Data entries
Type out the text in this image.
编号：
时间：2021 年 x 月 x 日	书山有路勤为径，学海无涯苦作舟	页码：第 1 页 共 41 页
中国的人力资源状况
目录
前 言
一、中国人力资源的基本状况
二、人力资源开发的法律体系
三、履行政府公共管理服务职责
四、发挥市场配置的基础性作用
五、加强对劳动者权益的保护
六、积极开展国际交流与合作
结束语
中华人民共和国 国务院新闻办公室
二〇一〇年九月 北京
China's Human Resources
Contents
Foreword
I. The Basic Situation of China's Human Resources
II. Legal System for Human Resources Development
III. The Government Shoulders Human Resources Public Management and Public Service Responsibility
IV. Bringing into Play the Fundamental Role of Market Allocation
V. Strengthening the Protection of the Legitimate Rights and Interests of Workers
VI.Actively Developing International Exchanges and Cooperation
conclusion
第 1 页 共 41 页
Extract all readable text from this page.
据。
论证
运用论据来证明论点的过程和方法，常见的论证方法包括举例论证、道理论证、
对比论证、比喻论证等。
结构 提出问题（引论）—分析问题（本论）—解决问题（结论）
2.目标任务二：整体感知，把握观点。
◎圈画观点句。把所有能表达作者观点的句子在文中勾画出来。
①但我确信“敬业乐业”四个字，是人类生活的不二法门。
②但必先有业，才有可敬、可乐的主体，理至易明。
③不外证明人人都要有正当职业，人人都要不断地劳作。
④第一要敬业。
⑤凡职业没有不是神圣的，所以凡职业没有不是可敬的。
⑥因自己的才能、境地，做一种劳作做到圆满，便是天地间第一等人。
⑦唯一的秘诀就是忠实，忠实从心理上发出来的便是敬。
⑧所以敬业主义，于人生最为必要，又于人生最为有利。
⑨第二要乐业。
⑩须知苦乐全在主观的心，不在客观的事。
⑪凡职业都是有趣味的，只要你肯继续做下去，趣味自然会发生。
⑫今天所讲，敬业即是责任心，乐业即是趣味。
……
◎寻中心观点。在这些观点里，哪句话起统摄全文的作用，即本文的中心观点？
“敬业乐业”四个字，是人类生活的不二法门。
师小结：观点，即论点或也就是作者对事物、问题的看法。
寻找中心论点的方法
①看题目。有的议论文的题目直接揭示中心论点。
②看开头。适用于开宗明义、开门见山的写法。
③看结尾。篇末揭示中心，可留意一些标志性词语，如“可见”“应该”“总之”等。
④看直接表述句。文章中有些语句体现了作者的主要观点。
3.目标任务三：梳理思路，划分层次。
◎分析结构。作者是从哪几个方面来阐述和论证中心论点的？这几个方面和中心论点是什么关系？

**EXERCISE INSTRUCTIONS**. Repeat the data verbatim.

**OUTPUT OF THE EXERCISE**.
Type out the text in this image.
编号：
时间：2021 年 x 月 x 日	书山有路勤为径，学海无涯苦作舟	页码：第 1 页 共 41 页
中国的人力资源状况
目录
前 言
一、中国人力资源的基本状况
二、人力资源开发的法律体系
三、履行政府公共管理服务职责
四、发挥市场配置的基础性作用
五、加强对劳动者权益的保护
六、积极开展国际交流与合作
结束语
中华人民共和国 国务院新闻办公室
二〇一〇年九月 北京
China's Human Resources
Contents
Foreword
I. The Basic Situation of China's Human Resources
II. Legal System for Human Resources Development
III. The Government Shoulders Human Resources Public Management and Public Service Responsibility
IV. Bringing into Play the Fundamental Role of Market Allocation
V. Strengthening the Protection of the Legitimate Rights and Interests of Workers
VI.Actively Developing International Exchanges and Cooperation
conclusion
第 1 页 共 41 页
Extract all readable text from this page.
据。
论证
运用论据来证明论点的过程和方法，常见的论证方法包括举例论证、道理论证、
对比论证、比喻论证等。
结构 提出问题（引论）—分析问题（本论）—解决问题（结论）
2.目标任务二：整体感知，把握观点。
◎圈画观点句。把所有能表达作者观点的句子在文中勾画出来。
①但我确信“敬业乐业”四个字，是人类生活的不二法门。
②但必先有业，才有可敬、可乐的主体，理至易明。
③不外证明人人都要有正当职业，人人都要不断地劳作。
④第一要敬业。
⑤凡职业没有不是神圣的，所以凡职业没有不是可敬的。
⑥因自己的才能、境地，做一种劳作做到圆满，便是天地间第一等人。
⑦唯一的秘诀就是忠实，忠实从心理上发出来的便是敬。
⑧所以敬业主义，于人生最为必要，又于人生最为有利。
⑨第二要乐业。
⑩须知苦乐全在主观的心，不在客观的事。
⑪凡职业都是有趣味的，只要你肯继续做下去，趣味自然会发生。
⑫今天所讲，敬业即是责任心，乐业即是趣味。
……
◎寻中心观点。在这些观点里，哪句话起统摄全文的作用，即本文的中心观点？
“敬业乐业”四个字，是人类生活的不二法门。
师小结：观点，即论点或也就是作者对事物、问题的看法。
寻找中心论点的方法
①看题目。有的议论文的题目直接揭示中心论点。
②看开头。适用于开宗明义、开门见山的写法。
③看结尾。篇末揭示中心，可留意一些标志性词语，如“可见”“应该”“总之”等。
④看直接表述句。文章中有些语句体现了作者的主要观点。
3.目标任务三：梳理思路，划分层次。
◎分析结构。作者是从哪几个方面来阐述和论证中心论点的？这几个方面和中心论点是什么关系？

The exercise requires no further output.